= BRIEF 1 =
Return the lines of the records unchanged, starting with the first line and going on through the line that contains "point-tanb-15-30 [222, 124, 235, 137]", with both of those lines included.

= DOCUMENT PASSAGE =

View on GitHub

Stock-Sentiment-Analysis

Natural Language Processing (NLP) project to determine the sentiment of tweets related to stock markets prices.

Stock Market Sentiment Analysis - Part 1

The GameStop story in early 2021 shocked investors, market watchers and regulators alike. It displayed the power that social media has granted to groups of like-minded people who are able to meet up with relative ease and force their ‘will’ upon an institution as powerfull as Wall Street by manipulating the sentiment about a stock.

Stock Market Sentiment

Market sentiment refers to the overall attitude of investors toward a particular security or financial market. It is the feeling or tone of a market, or its crowd psychology, as revealed through the activity and price movement of the securities traded in that market (Investopedia). In so many words, rising prices indicate a positive, or bullish sentiment, while failing prices indicate a negative or bearish market sentiment. Understanding market sentiment can help investors make buy or sell decisions.

This project

Although there are technical indicators, like the VIX / fear index to determine stock market sentiment, this project attempts to determine investor sentiment by analysing tweets from investors on Twitter.

Natural Language Processing, or NLP, is a branch of artificial intelligence that helps computers understand, interpret and manipulate human language. It works by converting text/words into numbers and then using these numbers in a classifier / machine learning (ML) / artificial intelligence (AI) model to make predictions.

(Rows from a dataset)

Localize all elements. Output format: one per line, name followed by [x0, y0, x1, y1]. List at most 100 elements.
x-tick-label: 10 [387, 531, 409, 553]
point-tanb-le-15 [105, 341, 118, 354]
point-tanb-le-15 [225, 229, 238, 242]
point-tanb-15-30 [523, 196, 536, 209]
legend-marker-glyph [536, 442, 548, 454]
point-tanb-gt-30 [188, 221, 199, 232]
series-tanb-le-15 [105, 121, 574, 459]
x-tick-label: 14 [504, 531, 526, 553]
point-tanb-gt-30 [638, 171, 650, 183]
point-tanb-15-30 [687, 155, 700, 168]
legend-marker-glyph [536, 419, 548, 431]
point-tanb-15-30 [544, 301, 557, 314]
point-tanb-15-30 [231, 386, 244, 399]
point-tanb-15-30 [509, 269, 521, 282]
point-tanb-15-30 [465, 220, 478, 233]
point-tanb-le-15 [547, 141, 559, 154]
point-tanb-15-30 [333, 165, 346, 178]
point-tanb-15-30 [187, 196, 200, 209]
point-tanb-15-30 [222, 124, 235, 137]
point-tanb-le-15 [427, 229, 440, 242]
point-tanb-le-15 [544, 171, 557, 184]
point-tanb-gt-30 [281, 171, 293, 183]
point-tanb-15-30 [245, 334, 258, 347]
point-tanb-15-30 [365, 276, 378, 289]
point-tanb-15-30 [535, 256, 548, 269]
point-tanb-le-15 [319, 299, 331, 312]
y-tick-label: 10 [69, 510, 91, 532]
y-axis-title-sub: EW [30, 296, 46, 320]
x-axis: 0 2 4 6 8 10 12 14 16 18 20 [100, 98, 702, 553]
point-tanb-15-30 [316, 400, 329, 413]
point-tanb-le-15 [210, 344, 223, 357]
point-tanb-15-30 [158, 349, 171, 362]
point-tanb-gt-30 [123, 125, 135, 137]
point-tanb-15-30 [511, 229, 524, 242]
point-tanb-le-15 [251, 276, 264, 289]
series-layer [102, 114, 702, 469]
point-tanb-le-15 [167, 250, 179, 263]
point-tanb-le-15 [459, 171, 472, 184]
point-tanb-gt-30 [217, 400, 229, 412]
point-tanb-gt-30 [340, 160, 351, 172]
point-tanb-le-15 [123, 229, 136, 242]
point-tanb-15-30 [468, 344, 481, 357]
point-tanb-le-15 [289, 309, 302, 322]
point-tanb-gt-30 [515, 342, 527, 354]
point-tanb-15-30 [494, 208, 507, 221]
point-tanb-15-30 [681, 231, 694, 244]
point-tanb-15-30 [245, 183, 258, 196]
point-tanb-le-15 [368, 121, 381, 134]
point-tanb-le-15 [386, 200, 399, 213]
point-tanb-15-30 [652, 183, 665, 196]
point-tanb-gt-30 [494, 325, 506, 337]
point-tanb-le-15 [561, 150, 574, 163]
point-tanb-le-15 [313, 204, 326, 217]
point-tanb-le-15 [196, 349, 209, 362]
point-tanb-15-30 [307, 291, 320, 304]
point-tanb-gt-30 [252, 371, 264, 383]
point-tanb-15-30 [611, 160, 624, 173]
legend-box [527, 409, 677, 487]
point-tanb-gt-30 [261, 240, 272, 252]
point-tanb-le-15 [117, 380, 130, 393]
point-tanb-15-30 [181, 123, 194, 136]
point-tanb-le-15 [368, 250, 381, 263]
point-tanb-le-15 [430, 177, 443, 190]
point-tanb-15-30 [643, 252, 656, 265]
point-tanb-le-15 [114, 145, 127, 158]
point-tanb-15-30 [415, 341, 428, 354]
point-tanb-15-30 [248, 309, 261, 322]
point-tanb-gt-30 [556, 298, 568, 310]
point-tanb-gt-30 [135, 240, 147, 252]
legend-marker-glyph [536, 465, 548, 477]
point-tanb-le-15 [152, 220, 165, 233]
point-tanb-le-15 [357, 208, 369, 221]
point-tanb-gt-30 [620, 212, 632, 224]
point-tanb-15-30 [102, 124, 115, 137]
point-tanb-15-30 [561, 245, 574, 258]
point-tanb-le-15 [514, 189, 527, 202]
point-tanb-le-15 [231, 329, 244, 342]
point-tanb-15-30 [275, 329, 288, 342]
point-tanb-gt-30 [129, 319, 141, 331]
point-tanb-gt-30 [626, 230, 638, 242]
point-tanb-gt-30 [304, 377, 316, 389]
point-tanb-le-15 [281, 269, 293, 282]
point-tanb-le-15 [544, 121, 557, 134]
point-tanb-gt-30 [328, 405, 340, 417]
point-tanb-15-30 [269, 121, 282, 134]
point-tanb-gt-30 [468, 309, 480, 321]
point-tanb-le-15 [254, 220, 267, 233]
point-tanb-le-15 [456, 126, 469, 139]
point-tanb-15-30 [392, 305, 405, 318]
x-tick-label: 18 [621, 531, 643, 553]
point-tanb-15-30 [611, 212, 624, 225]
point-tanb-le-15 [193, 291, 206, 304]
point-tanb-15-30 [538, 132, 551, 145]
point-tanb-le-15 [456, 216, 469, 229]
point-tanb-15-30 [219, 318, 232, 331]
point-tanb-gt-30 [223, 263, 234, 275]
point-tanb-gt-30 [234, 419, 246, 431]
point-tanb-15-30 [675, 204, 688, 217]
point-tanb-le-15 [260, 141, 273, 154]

= BRIEF 2 =
Supply the next part of the stock market sentiment analysis text, starting right after its last sentence.

= EXPECTED ANSWER 1 =
Localize all elements. Output format: one per line, name followed by [x0, y0, x1, y1]. List at most 100 elements.
x-tick-label: 10 [387, 531, 409, 553]
point-tanb-le-15 [105, 341, 118, 354]
point-tanb-le-15 [225, 229, 238, 242]
point-tanb-15-30 [523, 196, 536, 209]
legend-marker-glyph [536, 442, 548, 454]
point-tanb-gt-30 [188, 221, 199, 232]
series-tanb-le-15 [105, 121, 574, 459]
x-tick-label: 14 [504, 531, 526, 553]
point-tanb-gt-30 [638, 171, 650, 183]
point-tanb-15-30 [687, 155, 700, 168]
legend-marker-glyph [536, 419, 548, 431]
point-tanb-15-30 [544, 301, 557, 314]
point-tanb-15-30 [231, 386, 244, 399]
point-tanb-15-30 [509, 269, 521, 282]
point-tanb-15-30 [465, 220, 478, 233]
point-tanb-le-15 [547, 141, 559, 154]
point-tanb-15-30 [333, 165, 346, 178]
point-tanb-15-30 [187, 196, 200, 209]
point-tanb-15-30 [222, 124, 235, 137]

= EXPECTED ANSWER 2 =
In this project, I will use various NLP techniques to analise a dataset of stock market sentiment tweets and produce a solution to predict sentiment of investors by analysing what they are tweeting about it. The stock market sentiment dataset is kindly provided on the Kaggle website by Yash Chaudhary. The dataset contains approximately 6,000 tweets regarding stocks, trading and economic forecasts from twitter. Each tweet was classified as having a positive(1) or negative(0) sentiment.

Project Approach

Researching best practices for conducting a sentiment analysis, I came across an exceptionally comprehensive article on how to solve NLP problems in ‘the real world’. Although I did not follow all the steps, I largely used Emmanuel Ameisen’s structure to plan and execute this project.

The high level approach can be summed up as follows:

  1. Clean and prep the data
  2. Start with a quick and simple classifier
  3. Evaluate and explain it’s predictions
  4. Use insights gained in step 3, make changes to the classifier / model and repeat the process.

Clean and Preprocess the Data

Before we can convert text to numbers, we need to process the input text and make sure that the text we convert makes the most sense to a model. In order to analise text like tweets or sentences, we need to first clean it up by removing unnecessary characters that add noise to the data. It is also good practice to remove stopwords that are common throughout text but does not necessarily add any additional meaning to the text.

The next step is called tokenisation which is the process of taking a string of words and chopping it up in words, or better said ‘tokens’.

Bag of Words

Once we have the tokens or words, we need to somehow convert these into numbers whilst maintaining enough information so that the text can be ‘understood’. One very intuitive way to do this is by building a vocabulary of words that are present in our cleaned text, and use that as a basis to work from.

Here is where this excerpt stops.